## START TASK MATERIAL

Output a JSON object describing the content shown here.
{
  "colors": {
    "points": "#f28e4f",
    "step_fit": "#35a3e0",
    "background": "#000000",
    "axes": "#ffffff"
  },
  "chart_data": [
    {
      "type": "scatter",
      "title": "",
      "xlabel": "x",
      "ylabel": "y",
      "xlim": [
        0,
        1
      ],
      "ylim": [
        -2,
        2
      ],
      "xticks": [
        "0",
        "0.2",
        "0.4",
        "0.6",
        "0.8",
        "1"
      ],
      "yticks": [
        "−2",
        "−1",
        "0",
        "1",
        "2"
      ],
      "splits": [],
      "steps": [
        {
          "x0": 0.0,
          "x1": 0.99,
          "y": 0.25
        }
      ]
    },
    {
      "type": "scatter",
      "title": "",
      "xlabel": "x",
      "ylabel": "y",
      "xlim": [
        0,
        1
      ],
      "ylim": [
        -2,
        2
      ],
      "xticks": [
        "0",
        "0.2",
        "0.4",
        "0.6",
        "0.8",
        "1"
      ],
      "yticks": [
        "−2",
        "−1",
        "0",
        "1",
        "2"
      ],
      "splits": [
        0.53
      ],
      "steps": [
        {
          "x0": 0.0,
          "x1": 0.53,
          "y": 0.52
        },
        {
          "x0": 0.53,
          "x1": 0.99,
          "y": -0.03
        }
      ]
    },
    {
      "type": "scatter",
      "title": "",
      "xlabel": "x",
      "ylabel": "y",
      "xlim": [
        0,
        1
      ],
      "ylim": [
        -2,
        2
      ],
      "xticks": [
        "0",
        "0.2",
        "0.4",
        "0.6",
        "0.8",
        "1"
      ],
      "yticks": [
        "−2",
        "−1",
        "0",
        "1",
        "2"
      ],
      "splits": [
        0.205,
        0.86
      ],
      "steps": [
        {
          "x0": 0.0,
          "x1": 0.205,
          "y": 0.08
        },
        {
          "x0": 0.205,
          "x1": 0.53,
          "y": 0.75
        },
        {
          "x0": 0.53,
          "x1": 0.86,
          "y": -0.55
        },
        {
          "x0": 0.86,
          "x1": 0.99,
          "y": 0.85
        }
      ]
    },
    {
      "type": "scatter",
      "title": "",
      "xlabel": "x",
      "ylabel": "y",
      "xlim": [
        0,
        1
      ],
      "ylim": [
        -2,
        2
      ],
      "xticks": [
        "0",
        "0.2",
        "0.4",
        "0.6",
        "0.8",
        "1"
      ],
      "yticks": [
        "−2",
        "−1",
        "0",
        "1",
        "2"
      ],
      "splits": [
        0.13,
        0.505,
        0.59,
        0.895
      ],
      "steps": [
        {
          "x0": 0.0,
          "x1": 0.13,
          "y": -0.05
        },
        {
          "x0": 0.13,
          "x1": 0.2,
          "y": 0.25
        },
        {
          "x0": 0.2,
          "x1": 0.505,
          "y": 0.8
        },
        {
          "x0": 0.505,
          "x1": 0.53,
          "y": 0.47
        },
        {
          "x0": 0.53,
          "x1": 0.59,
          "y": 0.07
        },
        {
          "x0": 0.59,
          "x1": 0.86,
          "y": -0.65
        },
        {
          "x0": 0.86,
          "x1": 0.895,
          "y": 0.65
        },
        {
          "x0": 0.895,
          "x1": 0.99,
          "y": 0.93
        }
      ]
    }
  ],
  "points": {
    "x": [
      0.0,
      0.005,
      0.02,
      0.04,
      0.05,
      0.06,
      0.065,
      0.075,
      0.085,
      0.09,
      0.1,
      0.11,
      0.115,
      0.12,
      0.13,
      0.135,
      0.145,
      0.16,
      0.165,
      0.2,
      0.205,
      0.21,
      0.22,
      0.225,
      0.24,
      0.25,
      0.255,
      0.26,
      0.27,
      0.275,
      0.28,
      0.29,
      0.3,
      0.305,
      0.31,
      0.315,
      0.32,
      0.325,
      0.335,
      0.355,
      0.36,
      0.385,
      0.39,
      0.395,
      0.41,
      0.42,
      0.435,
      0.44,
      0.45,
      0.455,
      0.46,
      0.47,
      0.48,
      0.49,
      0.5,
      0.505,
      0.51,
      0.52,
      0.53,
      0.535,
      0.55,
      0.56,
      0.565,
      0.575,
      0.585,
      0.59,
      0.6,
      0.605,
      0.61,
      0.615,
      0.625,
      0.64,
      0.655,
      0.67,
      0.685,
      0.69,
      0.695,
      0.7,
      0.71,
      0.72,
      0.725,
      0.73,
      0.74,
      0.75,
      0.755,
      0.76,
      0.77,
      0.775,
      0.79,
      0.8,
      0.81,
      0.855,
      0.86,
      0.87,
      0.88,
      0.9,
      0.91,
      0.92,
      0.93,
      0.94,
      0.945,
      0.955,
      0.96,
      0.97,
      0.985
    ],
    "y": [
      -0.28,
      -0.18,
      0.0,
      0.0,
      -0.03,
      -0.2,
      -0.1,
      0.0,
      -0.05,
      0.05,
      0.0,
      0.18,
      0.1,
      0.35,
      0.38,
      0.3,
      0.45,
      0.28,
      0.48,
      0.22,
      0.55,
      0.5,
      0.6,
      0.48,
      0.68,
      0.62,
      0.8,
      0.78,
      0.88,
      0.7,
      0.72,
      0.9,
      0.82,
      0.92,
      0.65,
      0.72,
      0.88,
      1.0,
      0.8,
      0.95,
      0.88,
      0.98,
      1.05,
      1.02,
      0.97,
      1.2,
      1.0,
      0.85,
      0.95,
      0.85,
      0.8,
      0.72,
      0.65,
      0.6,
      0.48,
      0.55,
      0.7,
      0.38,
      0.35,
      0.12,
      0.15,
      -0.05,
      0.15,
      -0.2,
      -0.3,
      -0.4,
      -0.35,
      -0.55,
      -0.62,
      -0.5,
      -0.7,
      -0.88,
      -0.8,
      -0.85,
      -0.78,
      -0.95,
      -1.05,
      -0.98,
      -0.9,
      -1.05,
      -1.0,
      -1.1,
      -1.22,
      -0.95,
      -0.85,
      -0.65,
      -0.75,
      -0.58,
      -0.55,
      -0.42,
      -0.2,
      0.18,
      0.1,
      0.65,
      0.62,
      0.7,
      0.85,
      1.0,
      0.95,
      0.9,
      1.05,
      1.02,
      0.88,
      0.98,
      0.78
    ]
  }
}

## END TASK MATERIAL

- [WORK INSTRUCTIONS]
Transcribe the records above exactly as they appear.

- [REPLY TO THE EXERCISE]
Output a JSON object describing the content shown here.
{
  "colors": {
    "points": "#f28e4f",
    "step_fit": "#35a3e0",
    "background": "#000000",
    "axes": "#ffffff"
  },
  "chart_data": [
    {
      "type": "scatter",
      "title": "",
      "xlabel": "x",
      "ylabel": "y",
      "xlim": [
        0,
        1
      ],
      "ylim": [
        -2,
        2
      ],
      "xticks": [
        "0",
        "0.2",
        "0.4",
        "0.6",
        "0.8",
        "1"
      ],
      "yticks": [
        "−2",
        "−1",
        "0",
        "1",
        "2"
      ],
      "splits": [],
      "steps": [
        {
          "x0": 0.0,
          "x1": 0.99,
          "y": 0.25
        }
      ]
    },
    {
      "type": "scatter",
      "title": "",
      "xlabel": "x",
      "ylabel": "y",
      "xlim": [
        0,
        1
      ],
      "ylim": [
        -2,
        2
      ],
      "xticks": [
        "0",
        "0.2",
        "0.4",
        "0.6",
        "0.8",
        "1"
      ],
      "yticks": [
        "−2",
        "−1",
        "0",
        "1",
        "2"
      ],
      "splits": [
        0.53
      ],
      "steps": [
        {
          "x0": 0.0,
          "x1": 0.53,
          "y": 0.52
        },
        {
          "x0": 0.53,
          "x1": 0.99,
          "y": -0.03
        }
      ]
    },
    {
      "type": "scatter",
      "title": "",
      "xlabel": "x",
      "ylabel": "y",
      "xlim": [
        0,
        1
      ],
      "ylim": [
        -2,
        2
      ],
      "xticks": [
        "0",
        "0.2",
        "0.4",
        "0.6",
        "0.8",
        "1"
      ],
      "yticks": [
        "−2",
        "−1",
        "0",
        "1",
        "2"
      ],
      "splits": [
        0.205,
        0.86
      ],
      "steps": [
        {
          "x0": 0.0,
          "x1": 0.205,
          "y": 0.08
        },
        {
          "x0": 0.205,
          "x1": 0.53,
          "y": 0.75
        },
        {
          "x0": 0.53,
          "x1": 0.86,
          "y": -0.55
        },
        {
          "x0": 0.86,
          "x1": 0.99,
          "y": 0.85
        }
      ]
    },
    {
      "type": "scatter",
      "title": "",
      "xlabel": "x",
      "ylabel": "y",
      "xlim": [
        0,
        1
      ],
      "ylim": [
        -2,
        2
      ],
      "xticks": [
        "0",
        "0.2",
        "0.4",
        "0.6",
        "0.8",
        "1"
      ],
      "yticks": [
        "−2",
        "−1",
        "0",
        "1",
        "2"
      ],
      "splits": [
        0.13,
        0.505,
        0.59,
        0.895
      ],
      "steps": [
        {
          "x0": 0.0,
          "x1": 0.13,
          "y": -0.05
        },
        {
          "x0": 0.13,
          "x1": 0.2,
          "y": 0.25
        },
        {
          "x0": 0.2,
          "x1": 0.505,
          "y": 0.8
        },
        {
          "x0": 0.505,
          "x1": 0.53,
          "y": 0.47
        },
        {
          "x0": 0.53,
          "x1": 0.59,
          "y": 0.07
        },
        {
          "x0": 0.59,
          "x1": 0.86,
          "y": -0.65
        },
        {
          "x0": 0.86,
          "x1": 0.895,
          "y": 0.65
        },
        {
          "x0": 0.895,
          "x1": 0.99,
          "y": 0.93
        }
      ]
    }
  ],
  "points": {
    "x": [
      0.0,
      0.005,
      0.02,
      0.04,
      0.05,
      0.06,
      0.065,
      0.075,
      0.085,
      0.09,
      0.1,
      0.11,
      0.115,
      0.12,
      0.13,
      0.135,
      0.145,
      0.16,
      0.165,
      0.2,
      0.205,
      0.21,
      0.22,
      0.225,
      0.24,
      0.25,
      0.255,
      0.26,
      0.27,
      0.275,
      0.28,
      0.29,
      0.3,
      0.305,
      0.31,
      0.315,
      0.32,
      0.325,
      0.335,
      0.355,
      0.36,
      0.385,
      0.39,
      0.395,
      0.41,
      0.42,
      0.435,
      0.44,
      0.45,
      0.455,
      0.46,
      0.47,
      0.48,
      0.49,
      0.5,
      0.505,
      0.51,
      0.52,
      0.53,
      0.535,
      0.55,
      0.56,
      0.565,
      0.575,
      0.585,
      0.59,
      0.6,
      0.605,
      0.61,
      0.615,
      0.625,
      0.64,
      0.655,
      0.67,
      0.685,
      0.69,
      0.695,
      0.7,
      0.71,
      0.72,
      0.725,
      0.73,
      0.74,
      0.75,
      0.755,
      0.76,
      0.77,
      0.775,
      0.79,
      0.8,
      0.81,
      0.855,
      0.86,
      0.87,
      0.88,
      0.9,
      0.91,
      0.92,
      0.93,
      0.94,
      0.945,
      0.955,
      0.96,
      0.97,
      0.985
    ],
    "y": [
      -0.28,
      -0.18,
      0.0,
      0.0,
      -0.03,
      -0.2,
      -0.1,
      0.0,
      -0.05,
      0.05,
      0.0,
      0.18,
      0.1,
      0.35,
      0.38,
      0.3,
      0.45,
      0.28,
      0.48,
      0.22,
      0.55,
      0.5,
      0.6,
      0.48,
      0.68,
      0.62,
      0.8,
      0.78,
      0.88,
      0.7,
      0.72,
      0.9,
      0.82,
      0.92,
      0.65,
      0.72,
      0.88,
      1.0,
      0.8,
      0.95,
      0.88,
      0.98,
      1.05,
      1.02,
      0.97,
      1.2,
      1.0,
      0.85,
      0.95,
      0.85,
      0.8,
      0.72,
      0.65,
      0.6,
      0.48,
      0.55,
      0.7,
      0.38,
      0.35,
      0.12,
      0.15,
      -0.05,
      0.15,
      -0.2,
      -0.3,
      -0.4,
      -0.35,
      -0.55,
      -0.62,
      -0.5,
      -0.7,
      -0.88,
      -0.8,
      -0.85,
      -0.78,
      -0.95,
      -1.05,
      -0.98,
      -0.9,
      -1.05,
      -1.0,
      -1.1,
      -1.22,
      -0.95,
      -0.85,
      -0.65,
      -0.75,
      -0.58,
      -0.55,
      -0.42,
      -0.2,
      0.18,
      0.1,
      0.65,
      0.62,
      0.7,
      0.85,
      1.0,
      0.95,
      0.9,
      1.05,
      1.02,
      0.88,
      0.98,
      0.78
    ]
  }
}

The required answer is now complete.